Figure collection entries:
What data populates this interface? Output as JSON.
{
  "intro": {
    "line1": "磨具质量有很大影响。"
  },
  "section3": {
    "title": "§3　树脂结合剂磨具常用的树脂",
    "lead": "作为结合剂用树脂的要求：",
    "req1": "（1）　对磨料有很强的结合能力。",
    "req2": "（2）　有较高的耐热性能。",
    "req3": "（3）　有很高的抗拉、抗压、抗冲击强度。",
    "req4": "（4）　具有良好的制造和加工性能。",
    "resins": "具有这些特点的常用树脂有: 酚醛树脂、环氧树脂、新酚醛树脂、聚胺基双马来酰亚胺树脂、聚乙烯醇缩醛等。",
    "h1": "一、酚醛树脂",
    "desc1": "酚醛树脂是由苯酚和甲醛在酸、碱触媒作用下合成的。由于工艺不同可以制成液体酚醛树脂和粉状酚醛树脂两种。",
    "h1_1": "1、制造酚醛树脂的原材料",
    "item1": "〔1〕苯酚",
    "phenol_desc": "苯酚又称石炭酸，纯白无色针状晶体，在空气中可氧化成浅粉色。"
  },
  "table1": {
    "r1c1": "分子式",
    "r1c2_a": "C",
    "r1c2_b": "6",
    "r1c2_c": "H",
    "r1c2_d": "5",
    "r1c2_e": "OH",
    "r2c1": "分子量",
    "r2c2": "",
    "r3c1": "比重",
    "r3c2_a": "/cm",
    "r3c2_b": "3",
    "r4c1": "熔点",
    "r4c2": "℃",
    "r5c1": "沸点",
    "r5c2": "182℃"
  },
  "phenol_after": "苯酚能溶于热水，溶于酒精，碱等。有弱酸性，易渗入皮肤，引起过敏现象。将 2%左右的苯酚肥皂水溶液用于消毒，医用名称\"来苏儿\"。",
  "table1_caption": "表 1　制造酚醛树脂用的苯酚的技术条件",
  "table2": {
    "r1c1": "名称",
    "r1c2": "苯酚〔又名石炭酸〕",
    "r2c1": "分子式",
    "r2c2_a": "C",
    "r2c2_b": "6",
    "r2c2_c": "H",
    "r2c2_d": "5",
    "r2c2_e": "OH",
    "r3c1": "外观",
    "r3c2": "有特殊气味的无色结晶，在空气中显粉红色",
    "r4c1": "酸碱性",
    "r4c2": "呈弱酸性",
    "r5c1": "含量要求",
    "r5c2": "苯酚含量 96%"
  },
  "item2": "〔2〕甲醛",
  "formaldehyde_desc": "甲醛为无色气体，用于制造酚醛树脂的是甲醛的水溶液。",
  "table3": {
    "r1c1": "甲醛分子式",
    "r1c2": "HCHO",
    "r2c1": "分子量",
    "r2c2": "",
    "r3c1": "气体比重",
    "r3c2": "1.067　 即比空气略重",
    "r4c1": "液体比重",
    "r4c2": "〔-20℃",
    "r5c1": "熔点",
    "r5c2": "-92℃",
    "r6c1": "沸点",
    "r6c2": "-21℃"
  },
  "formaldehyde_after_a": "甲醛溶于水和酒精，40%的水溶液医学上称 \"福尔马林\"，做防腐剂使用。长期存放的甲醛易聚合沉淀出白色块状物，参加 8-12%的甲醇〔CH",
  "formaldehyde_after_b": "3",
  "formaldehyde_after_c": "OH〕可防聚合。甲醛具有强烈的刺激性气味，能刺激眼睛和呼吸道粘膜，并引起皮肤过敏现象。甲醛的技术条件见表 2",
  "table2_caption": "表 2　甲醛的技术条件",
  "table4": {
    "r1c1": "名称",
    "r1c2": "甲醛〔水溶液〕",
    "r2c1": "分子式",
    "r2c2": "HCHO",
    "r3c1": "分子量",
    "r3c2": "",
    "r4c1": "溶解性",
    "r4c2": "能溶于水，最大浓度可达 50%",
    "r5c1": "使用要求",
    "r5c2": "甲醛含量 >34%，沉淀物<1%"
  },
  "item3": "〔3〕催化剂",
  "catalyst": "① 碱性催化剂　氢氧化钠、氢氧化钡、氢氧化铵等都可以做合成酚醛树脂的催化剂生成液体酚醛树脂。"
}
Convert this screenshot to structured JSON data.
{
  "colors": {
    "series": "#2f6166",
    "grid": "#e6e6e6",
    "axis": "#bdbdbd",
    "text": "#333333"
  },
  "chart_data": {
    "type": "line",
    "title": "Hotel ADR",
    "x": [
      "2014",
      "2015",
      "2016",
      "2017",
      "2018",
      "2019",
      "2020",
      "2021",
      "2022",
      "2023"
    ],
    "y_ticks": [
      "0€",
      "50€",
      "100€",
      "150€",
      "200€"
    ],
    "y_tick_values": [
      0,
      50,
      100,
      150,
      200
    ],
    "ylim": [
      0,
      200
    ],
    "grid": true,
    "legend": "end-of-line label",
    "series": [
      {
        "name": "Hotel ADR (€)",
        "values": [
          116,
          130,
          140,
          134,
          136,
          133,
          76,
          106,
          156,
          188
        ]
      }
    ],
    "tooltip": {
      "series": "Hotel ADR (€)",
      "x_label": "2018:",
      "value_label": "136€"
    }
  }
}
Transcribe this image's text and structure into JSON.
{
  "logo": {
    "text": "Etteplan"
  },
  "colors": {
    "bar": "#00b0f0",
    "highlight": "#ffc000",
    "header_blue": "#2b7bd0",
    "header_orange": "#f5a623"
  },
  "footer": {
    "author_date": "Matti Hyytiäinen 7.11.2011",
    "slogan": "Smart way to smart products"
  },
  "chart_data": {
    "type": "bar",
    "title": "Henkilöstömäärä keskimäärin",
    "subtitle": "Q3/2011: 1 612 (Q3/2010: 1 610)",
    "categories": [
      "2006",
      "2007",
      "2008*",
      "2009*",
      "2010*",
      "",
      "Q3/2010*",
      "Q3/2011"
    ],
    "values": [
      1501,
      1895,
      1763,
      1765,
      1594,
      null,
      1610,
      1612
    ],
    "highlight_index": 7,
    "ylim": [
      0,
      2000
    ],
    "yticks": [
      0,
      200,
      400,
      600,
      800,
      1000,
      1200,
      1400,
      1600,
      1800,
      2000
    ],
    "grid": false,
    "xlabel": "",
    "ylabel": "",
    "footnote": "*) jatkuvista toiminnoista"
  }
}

> AIM OF THE EXERCISE:
Restate the whole listing exactly, leaving out nothing.

> SOLUTION BELOW:
What data populates this interface? Output as JSON.
{
  "intro": {
    "line1": "磨具质量有很大影响。"
  },
  "section3": {
    "title": "§3　树脂结合剂磨具常用的树脂",
    "lead": "作为结合剂用树脂的要求：",
    "req1": "（1）　对磨料有很强的结合能力。",
    "req2": "（2）　有较高的耐热性能。",
    "req3": "（3）　有很高的抗拉、抗压、抗冲击强度。",
    "req4": "（4）　具有良好的制造和加工性能。",
    "resins": "具有这些特点的常用树脂有: 酚醛树脂、环氧树脂、新酚醛树脂、聚胺基双马来酰亚胺树脂、聚乙烯醇缩醛等。",
    "h1": "一、酚醛树脂",
    "desc1": "酚醛树脂是由苯酚和甲醛在酸、碱触媒作用下合成的。由于工艺不同可以制成液体酚醛树脂和粉状酚醛树脂两种。",
    "h1_1": "1、制造酚醛树脂的原材料",
    "item1": "〔1〕苯酚",
    "phenol_desc": "苯酚又称石炭酸，纯白无色针状晶体，在空气中可氧化成浅粉色。"
  },
  "table1": {
    "r1c1": "分子式",
    "r1c2_a": "C",
    "r1c2_b": "6",
    "r1c2_c": "H",
    "r1c2_d": "5",
    "r1c2_e": "OH",
    "r2c1": "分子量",
    "r2c2": "",
    "r3c1": "比重",
    "r3c2_a": "/cm",
    "r3c2_b": "3",
    "r4c1": "熔点",
    "r4c2": "℃",
    "r5c1": "沸点",
    "r5c2": "182℃"
  },
  "phenol_after": "苯酚能溶于热水，溶于酒精，碱等。有弱酸性，易渗入皮肤，引起过敏现象。将 2%左右的苯酚肥皂水溶液用于消毒，医用名称\"来苏儿\"。",
  "table1_caption": "表 1　制造酚醛树脂用的苯酚的技术条件",
  "table2": {
    "r1c1": "名称",
    "r1c2": "苯酚〔又名石炭酸〕",
    "r2c1": "分子式",
    "r2c2_a": "C",
    "r2c2_b": "6",
    "r2c2_c": "H",
    "r2c2_d": "5",
    "r2c2_e": "OH",
    "r3c1": "外观",
    "r3c2": "有特殊气味的无色结晶，在空气中显粉红色",
    "r4c1": "酸碱性",
    "r4c2": "呈弱酸性",
    "r5c1": "含量要求",
    "r5c2": "苯酚含量 96%"
  },
  "item2": "〔2〕甲醛",
  "formaldehyde_desc": "甲醛为无色气体，用于制造酚醛树脂的是甲醛的水溶液。",
  "table3": {
    "r1c1": "甲醛分子式",
    "r1c2": "HCHO",
    "r2c1": "分子量",
    "r2c2": "",
    "r3c1": "气体比重",
    "r3c2": "1.067　 即比空气略重",
    "r4c1": "液体比重",
    "r4c2": "〔-20℃",
    "r5c1": "熔点",
    "r5c2": "-92℃",
    "r6c1": "沸点",
    "r6c2": "-21℃"
  },
  "formaldehyde_after_a": "甲醛溶于水和酒精，40%的水溶液医学上称 \"福尔马林\"，做防腐剂使用。长期存放的甲醛易聚合沉淀出白色块状物，参加 8-12%的甲醇〔CH",
  "formaldehyde_after_b": "3",
  "formaldehyde_after_c": "OH〕可防聚合。甲醛具有强烈的刺激性气味，能刺激眼睛和呼吸道粘膜，并引起皮肤过敏现象。甲醛的技术条件见表 2",
  "table2_caption": "表 2　甲醛的技术条件",
  "table4": {
    "r1c1": "名称",
    "r1c2": "甲醛〔水溶液〕",
    "r2c1": "分子式",
    "r2c2": "HCHO",
    "r3c1": "分子量",
    "r3c2": "",
    "r4c1": "溶解性",
    "r4c2": "能溶于水，最大浓度可达 50%",
    "r5c1": "使用要求",
    "r5c2": "甲醛含量 >34%，沉淀物<1%"
  },
  "item3": "〔3〕催化剂",
  "catalyst": "① 碱性催化剂　氢氧化钠、氢氧化钡、氢氧化铵等都可以做合成酚醛树脂的催化剂生成液体酚醛树脂。"
}
Convert this screenshot to structured JSON data.
{
  "colors": {
    "series": "#2f6166",
    "grid": "#e6e6e6",
    "axis": "#bdbdbd",
    "text": "#333333"
  },
  "chart_data": {
    "type": "line",
    "title": "Hotel ADR",
    "x": [
      "2014",
      "2015",
      "2016",
      "2017",
      "2018",
      "2019",
      "2020",
      "2021",
      "2022",
      "2023"
    ],
    "y_ticks": [
      "0€",
      "50€",
      "100€",
      "150€",
      "200€"
    ],
    "y_tick_values": [
      0,
      50,
      100,
      150,
      200
    ],
    "ylim": [
      0,
      200
    ],
    "grid": true,
    "legend": "end-of-line label",
    "series": [
      {
        "name": "Hotel ADR (€)",
        "values": [
          116,
          130,
          140,
          134,
          136,
          133,
          76,
          106,
          156,
          188
        ]
      }
    ],
    "tooltip": {
      "series": "Hotel ADR (€)",
      "x_label": "2018:",
      "value_label": "136€"
    }
  }
}
Transcribe this image's text and structure into JSON.
{
  "logo": {
    "text": "Etteplan"
  },
  "colors": {
    "bar": "#00b0f0",
    "highlight": "#ffc000",
    "header_blue": "#2b7bd0",
    "header_orange": "#f5a623"
  },
  "footer": {
    "author_date": "Matti Hyytiäinen 7.11.2011",
    "slogan": "Smart way to smart products"
  },
  "chart_data": {
    "type": "bar",
    "title": "Henkilöstömäärä keskimäärin",
    "subtitle": "Q3/2011: 1 612 (Q3/2010: 1 610)",
    "categories": [
      "2006",
      "2007",
      "2008*",
      "2009*",
      "2010*",
      "",
      "Q3/2010*",
      "Q3/2011"
    ],
    "values": [
      1501,
      1895,
      1763,
      1765,
      1594,
      null,
      1610,
      1612
    ],
    "highlight_index": 7,
    "ylim": [
      0,
      2000
    ],
    "yticks": [
      0,
      200,
      400,
      600,
      800,
      1000,
      1200,
      1400,
      1600,
      1800,
      2000
    ],
    "grid": false,
    "xlabel": "",
    "ylabel": "",
    "footnote": "*) jatkuvista toiminnoista"
  }
}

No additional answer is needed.